__Task statement__
Check every line of the material below for the string "شرکت", and return the ones that have it.

__Input rows__
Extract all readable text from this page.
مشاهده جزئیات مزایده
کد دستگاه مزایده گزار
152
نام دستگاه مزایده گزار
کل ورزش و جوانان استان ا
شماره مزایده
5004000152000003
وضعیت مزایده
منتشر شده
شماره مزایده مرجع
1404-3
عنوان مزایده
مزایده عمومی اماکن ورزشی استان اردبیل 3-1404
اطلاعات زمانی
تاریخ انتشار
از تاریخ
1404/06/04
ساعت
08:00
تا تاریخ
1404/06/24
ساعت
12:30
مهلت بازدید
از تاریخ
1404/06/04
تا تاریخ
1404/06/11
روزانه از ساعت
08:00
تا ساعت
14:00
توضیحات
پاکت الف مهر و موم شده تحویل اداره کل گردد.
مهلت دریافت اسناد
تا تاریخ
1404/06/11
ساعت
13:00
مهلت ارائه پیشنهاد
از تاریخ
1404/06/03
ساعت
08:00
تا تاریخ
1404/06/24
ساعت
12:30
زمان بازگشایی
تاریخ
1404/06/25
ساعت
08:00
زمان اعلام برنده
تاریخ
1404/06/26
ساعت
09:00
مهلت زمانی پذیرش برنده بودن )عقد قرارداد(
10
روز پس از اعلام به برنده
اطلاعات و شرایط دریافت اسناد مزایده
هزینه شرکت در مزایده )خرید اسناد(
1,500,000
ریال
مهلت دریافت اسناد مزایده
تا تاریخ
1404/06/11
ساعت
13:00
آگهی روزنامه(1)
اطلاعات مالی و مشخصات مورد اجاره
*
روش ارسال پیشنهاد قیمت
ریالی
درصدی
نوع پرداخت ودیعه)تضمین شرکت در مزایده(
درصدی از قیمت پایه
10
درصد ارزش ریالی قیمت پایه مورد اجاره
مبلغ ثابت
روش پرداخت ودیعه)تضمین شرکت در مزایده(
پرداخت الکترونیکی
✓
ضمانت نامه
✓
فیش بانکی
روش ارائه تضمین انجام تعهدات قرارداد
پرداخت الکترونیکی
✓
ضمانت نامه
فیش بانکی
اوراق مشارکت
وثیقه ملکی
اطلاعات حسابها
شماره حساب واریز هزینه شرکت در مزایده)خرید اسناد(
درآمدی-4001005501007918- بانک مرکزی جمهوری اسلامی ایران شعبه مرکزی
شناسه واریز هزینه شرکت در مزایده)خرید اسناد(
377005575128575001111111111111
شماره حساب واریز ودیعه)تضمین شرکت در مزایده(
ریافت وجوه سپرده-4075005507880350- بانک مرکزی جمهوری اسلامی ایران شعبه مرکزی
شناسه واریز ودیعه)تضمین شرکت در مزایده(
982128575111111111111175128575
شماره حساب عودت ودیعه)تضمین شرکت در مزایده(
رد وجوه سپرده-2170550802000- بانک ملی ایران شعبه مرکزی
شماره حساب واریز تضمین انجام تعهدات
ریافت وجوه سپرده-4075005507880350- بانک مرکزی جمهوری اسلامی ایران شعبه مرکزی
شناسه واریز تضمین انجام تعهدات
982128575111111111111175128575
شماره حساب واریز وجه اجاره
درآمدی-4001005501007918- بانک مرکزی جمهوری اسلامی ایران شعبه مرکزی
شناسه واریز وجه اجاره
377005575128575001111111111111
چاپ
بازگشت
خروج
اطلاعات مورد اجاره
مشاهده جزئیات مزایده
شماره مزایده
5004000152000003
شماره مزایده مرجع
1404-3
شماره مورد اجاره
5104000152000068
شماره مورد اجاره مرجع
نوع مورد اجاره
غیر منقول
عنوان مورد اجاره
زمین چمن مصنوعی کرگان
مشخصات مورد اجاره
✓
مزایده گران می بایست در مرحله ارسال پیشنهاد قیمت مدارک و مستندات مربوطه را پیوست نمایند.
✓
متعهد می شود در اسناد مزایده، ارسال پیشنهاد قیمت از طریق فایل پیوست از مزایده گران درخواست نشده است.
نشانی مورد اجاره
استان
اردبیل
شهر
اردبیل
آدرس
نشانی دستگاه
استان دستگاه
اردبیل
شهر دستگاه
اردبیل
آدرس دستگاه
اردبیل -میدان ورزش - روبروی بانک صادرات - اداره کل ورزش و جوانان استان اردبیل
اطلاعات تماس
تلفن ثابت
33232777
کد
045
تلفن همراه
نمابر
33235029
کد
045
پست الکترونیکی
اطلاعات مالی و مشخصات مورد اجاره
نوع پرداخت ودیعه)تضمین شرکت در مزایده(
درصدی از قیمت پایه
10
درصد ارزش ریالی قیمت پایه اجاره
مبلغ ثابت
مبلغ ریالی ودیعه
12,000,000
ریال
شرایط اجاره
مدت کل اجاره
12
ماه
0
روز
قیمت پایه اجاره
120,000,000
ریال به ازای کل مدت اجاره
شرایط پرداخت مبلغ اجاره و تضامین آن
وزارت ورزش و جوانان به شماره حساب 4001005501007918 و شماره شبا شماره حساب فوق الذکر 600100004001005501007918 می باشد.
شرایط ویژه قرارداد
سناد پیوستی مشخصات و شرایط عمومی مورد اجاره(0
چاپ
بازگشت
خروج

__Response__
هزینه شرکت در مزایده )خرید اسناد(
نوع پرداخت ودیعه)تضمین شرکت در مزایده(
روش پرداخت ودیعه)تضمین شرکت در مزایده(
شماره حساب واریز هزینه شرکت در مزایده)خرید اسناد(
شناسه واریز هزینه شرکت در مزایده)خرید اسناد(
شماره حساب واریز ودیعه)تضمین شرکت در مزایده(
شناسه واریز ودیعه)تضمین شرکت در مزایده(
شماره حساب عودت ودیعه)تضمین شرکت در مزایده(
نوع پرداخت ودیعه)تضمین شرکت در مزایده(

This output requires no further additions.